** Objective **
Translate this sentence from the blog page below into Spanish: "It may be gone by the time you read this -- these sorts of unauthorized campus improvements have a fairly short half-life."

Friday, September 17, 2004

At MIT, along the infinite corridor, there used to be an entrance to the Vannevar Bush room. That was recently moved around the corner, into another hallway, and it seems someone felt the lack. For the past couple of days, the nook in the walls where they closed off the old entrance was closed off by a doorway of its own, labeled as the entrance to the Vannevar Shrubbery room. If you opened it (the door was not locked), you found yourself facing a low black table, upon which there was a shrubbery, in front of a portrait of a Knight who says Ni.

It may be gone by the time you read this -- these sorts of unauthorized campus improvements have a fairly short half-life. Which would be a shame, in this case. If you stepped inside and closed the door -- there was just barely room for that -- it made a lovely spot for quiet contemplation. MIT needs all of those it can get.

Thursday, September 16, 2004

Riverbend, from Baghdad, on September 11th:

We have 9/11’s on a monthly basis. Each and every Iraqi person who dies with a bullet, a missile, a grenade, under torture, accidentally- they all have families and friends and people who care. The number of Iraqis dead since March 2003 is by now at least eight times the number of people who died in the World Trade Center. They had their last words, and their last thoughts as their worlds came down around them, too. I’ve attended more wakes and funerals this last year, than I’ve attended my whole life. The process of mourning and the hollow words of comfort have become much too familiar and automatic.

** Listing **

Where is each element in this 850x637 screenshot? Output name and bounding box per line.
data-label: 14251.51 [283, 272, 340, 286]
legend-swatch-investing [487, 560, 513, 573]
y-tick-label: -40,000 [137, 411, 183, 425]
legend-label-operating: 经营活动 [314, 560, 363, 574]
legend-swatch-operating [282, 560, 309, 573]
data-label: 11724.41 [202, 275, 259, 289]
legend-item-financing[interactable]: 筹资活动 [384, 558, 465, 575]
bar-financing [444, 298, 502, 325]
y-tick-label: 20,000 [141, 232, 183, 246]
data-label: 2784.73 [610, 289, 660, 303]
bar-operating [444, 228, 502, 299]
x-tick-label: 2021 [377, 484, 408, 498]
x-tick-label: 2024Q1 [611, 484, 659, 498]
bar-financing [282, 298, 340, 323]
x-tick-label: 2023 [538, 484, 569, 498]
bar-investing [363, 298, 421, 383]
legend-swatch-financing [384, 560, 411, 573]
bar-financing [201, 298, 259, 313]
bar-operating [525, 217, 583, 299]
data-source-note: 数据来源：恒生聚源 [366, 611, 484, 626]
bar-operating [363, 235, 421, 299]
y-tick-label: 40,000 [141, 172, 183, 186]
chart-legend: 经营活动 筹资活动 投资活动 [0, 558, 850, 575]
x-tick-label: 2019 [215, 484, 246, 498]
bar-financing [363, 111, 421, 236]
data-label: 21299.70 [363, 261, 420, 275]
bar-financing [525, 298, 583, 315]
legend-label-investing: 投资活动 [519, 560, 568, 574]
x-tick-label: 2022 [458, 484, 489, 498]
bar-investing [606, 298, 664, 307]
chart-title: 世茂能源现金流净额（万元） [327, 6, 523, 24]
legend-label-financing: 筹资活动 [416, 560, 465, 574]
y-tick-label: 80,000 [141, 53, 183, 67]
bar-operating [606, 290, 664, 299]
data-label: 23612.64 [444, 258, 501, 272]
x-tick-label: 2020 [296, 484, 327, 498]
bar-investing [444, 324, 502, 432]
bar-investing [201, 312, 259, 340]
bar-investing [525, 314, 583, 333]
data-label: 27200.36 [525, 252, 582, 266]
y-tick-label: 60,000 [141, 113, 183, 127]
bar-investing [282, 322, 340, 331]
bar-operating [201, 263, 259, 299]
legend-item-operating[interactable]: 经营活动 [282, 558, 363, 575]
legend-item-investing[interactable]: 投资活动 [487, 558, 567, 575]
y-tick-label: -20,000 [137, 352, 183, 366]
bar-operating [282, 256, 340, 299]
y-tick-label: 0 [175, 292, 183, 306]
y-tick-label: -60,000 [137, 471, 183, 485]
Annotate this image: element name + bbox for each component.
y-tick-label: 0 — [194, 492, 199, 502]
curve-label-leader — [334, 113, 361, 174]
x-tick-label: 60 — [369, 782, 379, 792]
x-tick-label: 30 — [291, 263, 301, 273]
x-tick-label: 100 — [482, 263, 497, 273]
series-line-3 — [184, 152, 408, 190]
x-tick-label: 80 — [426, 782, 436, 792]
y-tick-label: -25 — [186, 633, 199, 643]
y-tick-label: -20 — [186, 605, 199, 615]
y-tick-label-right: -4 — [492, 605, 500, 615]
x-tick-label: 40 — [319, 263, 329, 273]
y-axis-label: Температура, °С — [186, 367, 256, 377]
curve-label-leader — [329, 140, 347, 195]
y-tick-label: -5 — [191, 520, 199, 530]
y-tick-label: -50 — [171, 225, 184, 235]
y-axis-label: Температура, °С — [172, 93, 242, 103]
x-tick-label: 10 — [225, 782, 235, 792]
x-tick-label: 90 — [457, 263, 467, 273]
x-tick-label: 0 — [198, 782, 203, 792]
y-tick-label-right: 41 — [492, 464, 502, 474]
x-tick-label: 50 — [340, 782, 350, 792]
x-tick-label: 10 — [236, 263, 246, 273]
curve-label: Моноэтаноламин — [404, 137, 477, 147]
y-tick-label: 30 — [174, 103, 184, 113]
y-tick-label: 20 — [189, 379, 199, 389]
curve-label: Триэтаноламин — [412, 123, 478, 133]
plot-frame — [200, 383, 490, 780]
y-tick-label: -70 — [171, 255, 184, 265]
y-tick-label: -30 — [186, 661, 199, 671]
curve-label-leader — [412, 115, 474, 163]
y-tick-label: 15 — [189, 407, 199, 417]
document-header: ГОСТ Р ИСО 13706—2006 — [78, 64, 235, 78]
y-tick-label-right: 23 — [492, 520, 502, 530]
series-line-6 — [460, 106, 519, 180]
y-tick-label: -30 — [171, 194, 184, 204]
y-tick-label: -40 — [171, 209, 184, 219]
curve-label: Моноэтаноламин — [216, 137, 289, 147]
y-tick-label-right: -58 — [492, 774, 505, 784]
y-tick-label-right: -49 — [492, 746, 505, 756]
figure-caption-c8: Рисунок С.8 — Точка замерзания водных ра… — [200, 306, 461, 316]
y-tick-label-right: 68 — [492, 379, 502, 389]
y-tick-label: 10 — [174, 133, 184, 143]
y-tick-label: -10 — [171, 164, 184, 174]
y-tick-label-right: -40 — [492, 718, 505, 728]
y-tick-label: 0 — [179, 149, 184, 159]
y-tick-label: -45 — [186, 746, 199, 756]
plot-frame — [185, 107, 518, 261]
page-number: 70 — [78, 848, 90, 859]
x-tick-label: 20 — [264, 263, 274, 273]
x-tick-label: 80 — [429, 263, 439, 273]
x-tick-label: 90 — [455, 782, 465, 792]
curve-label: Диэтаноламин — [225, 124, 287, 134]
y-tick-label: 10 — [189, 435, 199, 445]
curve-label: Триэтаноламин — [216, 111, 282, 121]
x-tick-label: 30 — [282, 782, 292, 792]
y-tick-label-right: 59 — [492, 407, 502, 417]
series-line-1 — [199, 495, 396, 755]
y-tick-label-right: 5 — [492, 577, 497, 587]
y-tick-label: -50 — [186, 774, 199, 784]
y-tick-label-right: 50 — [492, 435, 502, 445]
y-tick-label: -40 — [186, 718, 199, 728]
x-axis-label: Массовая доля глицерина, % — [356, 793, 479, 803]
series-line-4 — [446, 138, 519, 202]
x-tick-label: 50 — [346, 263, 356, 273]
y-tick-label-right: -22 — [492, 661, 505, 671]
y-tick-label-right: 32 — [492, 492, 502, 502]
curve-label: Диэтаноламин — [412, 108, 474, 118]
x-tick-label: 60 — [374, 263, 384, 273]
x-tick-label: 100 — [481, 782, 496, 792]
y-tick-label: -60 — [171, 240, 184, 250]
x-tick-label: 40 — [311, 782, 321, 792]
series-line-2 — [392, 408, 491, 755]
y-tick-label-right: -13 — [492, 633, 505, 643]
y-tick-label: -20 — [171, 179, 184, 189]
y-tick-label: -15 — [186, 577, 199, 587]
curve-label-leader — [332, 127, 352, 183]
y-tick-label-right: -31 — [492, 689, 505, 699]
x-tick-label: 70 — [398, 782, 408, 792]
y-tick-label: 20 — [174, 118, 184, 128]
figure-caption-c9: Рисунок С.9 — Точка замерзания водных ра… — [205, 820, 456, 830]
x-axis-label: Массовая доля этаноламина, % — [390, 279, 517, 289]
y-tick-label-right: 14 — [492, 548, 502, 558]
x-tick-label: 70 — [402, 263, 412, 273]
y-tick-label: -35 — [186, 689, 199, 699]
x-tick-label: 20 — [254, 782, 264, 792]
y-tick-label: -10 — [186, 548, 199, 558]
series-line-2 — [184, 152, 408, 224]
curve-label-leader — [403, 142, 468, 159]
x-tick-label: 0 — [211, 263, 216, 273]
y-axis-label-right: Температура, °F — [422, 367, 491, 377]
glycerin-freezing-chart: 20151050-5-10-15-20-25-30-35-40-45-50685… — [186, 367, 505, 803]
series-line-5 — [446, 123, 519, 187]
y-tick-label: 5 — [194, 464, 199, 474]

** Solution **
Puede que ya no esté cuando leas esto -- este tipo de mejoras no autorizadas en el campus tiene una vida media bastante corta.